WRITTEN INSTRUCTION — Write out the entries again exactly as they are given.

(Data entries for graphics)
## begin
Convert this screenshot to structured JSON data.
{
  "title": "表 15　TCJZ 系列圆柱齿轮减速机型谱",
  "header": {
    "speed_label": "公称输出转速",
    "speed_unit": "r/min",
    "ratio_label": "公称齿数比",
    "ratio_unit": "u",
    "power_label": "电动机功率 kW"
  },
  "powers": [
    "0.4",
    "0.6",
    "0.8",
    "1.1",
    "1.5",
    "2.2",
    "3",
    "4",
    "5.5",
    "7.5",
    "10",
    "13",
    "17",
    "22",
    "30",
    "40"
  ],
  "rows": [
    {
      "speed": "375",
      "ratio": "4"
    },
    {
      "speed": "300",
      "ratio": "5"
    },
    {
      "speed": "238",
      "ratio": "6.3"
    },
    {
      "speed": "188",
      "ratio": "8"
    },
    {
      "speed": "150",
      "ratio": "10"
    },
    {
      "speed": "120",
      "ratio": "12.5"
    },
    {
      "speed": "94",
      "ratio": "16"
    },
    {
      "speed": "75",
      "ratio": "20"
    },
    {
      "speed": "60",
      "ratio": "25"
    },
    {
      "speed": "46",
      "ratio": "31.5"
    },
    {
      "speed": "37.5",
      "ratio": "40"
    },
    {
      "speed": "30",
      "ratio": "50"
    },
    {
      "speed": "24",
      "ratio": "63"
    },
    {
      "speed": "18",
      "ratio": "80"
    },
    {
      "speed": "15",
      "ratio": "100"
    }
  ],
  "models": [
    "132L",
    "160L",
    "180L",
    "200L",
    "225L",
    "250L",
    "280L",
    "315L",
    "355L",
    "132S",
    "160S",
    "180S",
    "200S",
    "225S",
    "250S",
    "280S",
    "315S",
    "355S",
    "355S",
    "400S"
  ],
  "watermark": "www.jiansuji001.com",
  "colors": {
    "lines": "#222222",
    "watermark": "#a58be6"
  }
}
## end
RESULT FOR THIS EXERCISE —
Convert this screenshot to structured JSON data.
{
  "title": "表 15　TCJZ 系列圆柱齿轮减速机型谱",
  "header": {
    "speed_label": "公称输出转速",
    "speed_unit": "r/min",
    "ratio_label": "公称齿数比",
    "ratio_unit": "u",
    "power_label": "电动机功率 kW"
  },
  "powers": [
    "0.4",
    "0.6",
    "0.8",
    "1.1",
    "1.5",
    "2.2",
    "3",
    "4",
    "5.5",
    "7.5",
    "10",
    "13",
    "17",
    "22",
    "30",
    "40"
  ],
  "rows": [
    {
      "speed": "375",
      "ratio": "4"
    },
    {
      "speed": "300",
      "ratio": "5"
    },
    {
      "speed": "238",
      "ratio": "6.3"
    },
    {
      "speed": "188",
      "ratio": "8"
    },
    {
      "speed": "150",
      "ratio": "10"
    },
    {
      "speed": "120",
      "ratio": "12.5"
    },
    {
      "speed": "94",
      "ratio": "16"
    },
    {
      "speed": "75",
      "ratio": "20"
    },
    {
      "speed": "60",
      "ratio": "25"
    },
    {
      "speed": "46",
      "ratio": "31.5"
    },
    {
      "speed": "37.5",
      "ratio": "40"
    },
    {
      "speed": "30",
      "ratio": "50"
    },
    {
      "speed": "24",
      "ratio": "63"
    },
    {
      "speed": "18",
      "ratio": "80"
    },
    {
      "speed": "15",
      "ratio": "100"
    }
  ],
  "models": [
    "132L",
    "160L",
    "180L",
    "200L",
    "225L",
    "250L",
    "280L",
    "315L",
    "355L",
    "132S",
    "160S",
    "180S",
    "200S",
    "225S",
    "250S",
    "280S",
    "315S",
    "355S",
    "355S",
    "400S"
  ],
  "watermark": "www.jiansuji001.com",
  "colors": {
    "lines": "#222222",
    "watermark": "#a58be6"
  }
}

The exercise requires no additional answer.